• _Your goal_: Identify every line containing the word "arcsec" and reproduce each one.

• _Records for the exercise_:
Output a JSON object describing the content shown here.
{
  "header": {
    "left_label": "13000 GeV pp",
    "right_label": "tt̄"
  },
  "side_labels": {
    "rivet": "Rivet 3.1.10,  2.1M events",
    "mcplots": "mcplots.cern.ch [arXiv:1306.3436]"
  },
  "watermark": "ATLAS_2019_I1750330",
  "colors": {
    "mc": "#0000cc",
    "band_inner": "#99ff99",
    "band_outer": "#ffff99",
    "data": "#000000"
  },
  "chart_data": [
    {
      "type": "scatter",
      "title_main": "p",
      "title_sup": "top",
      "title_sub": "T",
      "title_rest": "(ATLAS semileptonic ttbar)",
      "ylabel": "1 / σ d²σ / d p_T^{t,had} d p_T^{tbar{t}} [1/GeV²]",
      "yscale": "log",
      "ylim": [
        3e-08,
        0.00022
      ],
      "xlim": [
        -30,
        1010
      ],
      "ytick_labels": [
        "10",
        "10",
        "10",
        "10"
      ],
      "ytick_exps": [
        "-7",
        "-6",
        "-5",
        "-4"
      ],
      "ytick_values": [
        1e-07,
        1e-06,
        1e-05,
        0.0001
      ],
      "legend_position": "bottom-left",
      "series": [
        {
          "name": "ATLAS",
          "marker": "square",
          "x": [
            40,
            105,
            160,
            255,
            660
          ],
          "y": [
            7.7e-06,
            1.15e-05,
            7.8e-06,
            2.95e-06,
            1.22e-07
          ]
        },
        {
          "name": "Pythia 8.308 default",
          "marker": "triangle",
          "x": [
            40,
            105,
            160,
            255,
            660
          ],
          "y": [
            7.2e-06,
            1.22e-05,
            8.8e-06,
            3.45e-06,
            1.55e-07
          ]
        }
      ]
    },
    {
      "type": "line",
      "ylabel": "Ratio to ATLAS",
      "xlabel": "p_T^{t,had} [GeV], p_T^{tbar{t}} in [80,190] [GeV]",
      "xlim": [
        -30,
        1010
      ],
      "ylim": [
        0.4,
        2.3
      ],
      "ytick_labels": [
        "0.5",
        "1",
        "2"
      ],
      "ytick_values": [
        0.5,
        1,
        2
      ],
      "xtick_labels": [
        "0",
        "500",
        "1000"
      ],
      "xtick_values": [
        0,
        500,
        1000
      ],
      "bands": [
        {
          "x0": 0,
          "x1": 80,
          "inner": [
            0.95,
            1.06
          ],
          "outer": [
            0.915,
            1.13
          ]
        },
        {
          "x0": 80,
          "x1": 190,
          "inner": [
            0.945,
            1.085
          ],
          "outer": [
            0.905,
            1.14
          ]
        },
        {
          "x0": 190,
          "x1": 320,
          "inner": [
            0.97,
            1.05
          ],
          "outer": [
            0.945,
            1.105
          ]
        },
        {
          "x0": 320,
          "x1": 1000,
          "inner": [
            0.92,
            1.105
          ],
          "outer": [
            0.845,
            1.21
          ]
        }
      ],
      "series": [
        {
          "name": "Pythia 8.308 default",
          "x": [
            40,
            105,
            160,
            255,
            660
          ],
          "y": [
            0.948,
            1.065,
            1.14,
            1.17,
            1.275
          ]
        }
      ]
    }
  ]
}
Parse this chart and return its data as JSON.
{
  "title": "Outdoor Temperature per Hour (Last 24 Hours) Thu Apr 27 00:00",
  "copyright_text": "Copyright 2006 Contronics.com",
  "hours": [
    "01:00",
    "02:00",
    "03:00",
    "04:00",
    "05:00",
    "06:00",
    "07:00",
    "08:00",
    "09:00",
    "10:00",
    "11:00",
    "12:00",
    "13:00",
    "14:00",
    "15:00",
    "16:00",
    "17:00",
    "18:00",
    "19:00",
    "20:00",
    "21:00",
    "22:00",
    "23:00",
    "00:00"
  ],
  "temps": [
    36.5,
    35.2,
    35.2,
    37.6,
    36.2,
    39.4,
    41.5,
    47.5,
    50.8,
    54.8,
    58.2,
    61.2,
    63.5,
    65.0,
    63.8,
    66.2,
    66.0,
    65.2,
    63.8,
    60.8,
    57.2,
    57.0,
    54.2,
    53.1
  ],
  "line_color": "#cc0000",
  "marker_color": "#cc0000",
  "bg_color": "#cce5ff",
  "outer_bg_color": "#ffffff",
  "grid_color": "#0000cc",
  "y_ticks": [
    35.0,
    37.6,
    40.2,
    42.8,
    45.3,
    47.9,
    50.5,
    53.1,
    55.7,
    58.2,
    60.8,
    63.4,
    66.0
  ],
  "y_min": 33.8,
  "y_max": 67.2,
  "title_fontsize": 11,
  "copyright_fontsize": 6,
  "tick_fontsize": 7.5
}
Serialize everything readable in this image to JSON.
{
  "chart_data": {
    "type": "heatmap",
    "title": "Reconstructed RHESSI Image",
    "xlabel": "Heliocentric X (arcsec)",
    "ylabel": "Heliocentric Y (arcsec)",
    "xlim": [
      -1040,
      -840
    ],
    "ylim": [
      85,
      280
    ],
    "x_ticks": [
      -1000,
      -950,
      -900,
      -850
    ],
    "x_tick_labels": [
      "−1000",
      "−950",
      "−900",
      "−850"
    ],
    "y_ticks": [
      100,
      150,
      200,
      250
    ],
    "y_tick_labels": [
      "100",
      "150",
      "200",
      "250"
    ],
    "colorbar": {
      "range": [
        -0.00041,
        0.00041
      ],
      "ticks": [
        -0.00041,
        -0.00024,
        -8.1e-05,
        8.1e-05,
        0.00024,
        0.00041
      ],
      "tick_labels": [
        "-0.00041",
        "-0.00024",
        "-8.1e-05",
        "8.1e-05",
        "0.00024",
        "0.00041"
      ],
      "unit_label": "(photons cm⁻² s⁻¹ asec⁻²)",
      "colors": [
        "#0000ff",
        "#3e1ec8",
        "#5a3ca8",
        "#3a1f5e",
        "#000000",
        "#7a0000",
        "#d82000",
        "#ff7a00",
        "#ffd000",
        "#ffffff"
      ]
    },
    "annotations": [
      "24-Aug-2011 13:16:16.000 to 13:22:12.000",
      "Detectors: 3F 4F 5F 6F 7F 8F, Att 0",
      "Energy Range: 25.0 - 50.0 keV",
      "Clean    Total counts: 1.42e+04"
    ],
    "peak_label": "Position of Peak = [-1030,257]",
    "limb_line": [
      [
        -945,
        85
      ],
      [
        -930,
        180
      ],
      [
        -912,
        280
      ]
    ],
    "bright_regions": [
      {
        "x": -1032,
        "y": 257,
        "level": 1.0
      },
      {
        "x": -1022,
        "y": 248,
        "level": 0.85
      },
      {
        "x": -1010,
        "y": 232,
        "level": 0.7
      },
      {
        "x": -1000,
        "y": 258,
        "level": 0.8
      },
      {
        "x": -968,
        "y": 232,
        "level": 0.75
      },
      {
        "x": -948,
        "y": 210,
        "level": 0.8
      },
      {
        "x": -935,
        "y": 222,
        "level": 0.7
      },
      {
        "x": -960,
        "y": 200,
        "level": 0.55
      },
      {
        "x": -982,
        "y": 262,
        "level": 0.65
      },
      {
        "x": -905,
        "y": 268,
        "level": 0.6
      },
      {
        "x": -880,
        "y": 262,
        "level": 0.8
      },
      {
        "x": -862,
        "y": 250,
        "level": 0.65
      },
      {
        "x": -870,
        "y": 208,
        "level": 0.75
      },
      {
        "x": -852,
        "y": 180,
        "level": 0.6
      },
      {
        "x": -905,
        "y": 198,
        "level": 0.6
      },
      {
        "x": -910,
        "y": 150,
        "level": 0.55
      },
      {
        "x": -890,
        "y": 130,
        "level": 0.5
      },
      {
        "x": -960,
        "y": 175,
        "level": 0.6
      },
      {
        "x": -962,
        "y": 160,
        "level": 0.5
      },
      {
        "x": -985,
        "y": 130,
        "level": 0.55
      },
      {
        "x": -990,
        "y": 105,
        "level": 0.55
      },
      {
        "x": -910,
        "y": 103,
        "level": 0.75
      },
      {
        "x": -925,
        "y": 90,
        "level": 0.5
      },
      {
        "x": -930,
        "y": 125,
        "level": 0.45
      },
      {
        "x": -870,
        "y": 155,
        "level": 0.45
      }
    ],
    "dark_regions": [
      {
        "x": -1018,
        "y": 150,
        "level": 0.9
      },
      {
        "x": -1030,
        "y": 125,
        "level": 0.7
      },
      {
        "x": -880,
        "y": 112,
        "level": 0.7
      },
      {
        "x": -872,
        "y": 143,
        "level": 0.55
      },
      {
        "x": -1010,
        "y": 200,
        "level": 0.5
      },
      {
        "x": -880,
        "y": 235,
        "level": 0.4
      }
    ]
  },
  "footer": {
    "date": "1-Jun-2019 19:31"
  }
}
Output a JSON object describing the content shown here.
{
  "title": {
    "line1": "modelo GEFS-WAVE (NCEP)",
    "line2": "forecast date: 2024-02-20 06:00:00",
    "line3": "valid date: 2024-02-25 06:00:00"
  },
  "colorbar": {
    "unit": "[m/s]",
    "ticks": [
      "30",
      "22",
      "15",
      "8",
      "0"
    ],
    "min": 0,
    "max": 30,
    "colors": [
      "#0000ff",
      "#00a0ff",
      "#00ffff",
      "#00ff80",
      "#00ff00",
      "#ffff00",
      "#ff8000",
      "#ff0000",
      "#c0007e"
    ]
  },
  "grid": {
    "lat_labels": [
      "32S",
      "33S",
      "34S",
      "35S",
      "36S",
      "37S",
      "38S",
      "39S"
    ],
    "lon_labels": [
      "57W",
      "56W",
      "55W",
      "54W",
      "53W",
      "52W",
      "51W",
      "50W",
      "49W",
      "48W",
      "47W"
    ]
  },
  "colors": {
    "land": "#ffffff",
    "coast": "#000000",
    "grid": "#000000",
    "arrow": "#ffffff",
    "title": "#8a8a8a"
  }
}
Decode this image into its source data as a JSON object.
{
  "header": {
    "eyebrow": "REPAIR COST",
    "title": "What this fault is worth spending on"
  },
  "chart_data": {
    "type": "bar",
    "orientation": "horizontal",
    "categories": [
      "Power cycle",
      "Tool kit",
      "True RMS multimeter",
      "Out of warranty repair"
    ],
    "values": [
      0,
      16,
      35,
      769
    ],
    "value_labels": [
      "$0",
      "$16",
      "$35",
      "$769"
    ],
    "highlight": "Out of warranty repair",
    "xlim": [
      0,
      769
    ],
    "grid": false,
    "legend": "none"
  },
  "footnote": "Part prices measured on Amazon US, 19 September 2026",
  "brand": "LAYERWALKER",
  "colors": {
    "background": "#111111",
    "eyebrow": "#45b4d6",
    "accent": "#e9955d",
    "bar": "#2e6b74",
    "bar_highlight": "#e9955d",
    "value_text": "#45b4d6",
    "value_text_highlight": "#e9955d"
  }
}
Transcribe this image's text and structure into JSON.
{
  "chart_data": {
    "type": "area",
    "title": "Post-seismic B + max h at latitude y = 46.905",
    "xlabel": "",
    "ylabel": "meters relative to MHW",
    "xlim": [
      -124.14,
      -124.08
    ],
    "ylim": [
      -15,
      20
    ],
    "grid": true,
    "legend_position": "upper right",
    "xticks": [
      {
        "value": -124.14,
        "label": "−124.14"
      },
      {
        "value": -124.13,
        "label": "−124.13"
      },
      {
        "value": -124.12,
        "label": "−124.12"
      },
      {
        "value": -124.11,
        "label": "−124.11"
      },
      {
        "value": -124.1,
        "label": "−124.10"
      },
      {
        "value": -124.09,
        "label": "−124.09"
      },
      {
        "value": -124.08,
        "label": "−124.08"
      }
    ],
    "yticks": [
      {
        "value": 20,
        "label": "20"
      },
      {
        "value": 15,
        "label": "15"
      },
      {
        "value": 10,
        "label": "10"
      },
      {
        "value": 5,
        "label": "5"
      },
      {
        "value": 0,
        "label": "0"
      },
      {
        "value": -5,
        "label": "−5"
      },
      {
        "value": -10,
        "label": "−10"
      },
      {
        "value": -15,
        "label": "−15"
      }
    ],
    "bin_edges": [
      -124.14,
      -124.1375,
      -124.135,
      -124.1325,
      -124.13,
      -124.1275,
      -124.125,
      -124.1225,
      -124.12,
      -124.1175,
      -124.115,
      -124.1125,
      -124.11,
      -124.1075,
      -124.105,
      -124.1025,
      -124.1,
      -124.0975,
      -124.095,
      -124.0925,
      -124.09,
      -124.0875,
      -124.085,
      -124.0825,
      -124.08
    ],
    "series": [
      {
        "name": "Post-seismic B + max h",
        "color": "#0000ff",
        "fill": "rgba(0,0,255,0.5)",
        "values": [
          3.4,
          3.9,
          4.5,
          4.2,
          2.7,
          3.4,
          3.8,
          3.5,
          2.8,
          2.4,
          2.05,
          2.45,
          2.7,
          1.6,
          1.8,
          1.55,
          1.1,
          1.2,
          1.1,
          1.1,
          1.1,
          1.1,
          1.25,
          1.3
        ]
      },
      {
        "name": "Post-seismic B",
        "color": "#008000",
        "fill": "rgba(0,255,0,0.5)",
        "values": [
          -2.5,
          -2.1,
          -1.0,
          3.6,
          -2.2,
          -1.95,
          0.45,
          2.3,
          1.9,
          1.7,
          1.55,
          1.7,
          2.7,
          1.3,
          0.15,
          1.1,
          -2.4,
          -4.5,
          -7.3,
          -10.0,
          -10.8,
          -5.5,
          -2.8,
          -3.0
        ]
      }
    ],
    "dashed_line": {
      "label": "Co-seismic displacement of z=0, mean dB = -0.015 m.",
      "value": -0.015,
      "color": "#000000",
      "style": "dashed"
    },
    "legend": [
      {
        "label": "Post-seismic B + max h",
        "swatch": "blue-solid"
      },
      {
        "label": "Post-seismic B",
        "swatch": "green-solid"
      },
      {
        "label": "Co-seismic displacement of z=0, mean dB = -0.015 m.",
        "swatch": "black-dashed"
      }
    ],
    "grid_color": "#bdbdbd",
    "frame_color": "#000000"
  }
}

• _Exercise result_:
    "xlabel": "Heliocentric X (arcsec)",
    "ylabel": "Heliocentric Y (arcsec)",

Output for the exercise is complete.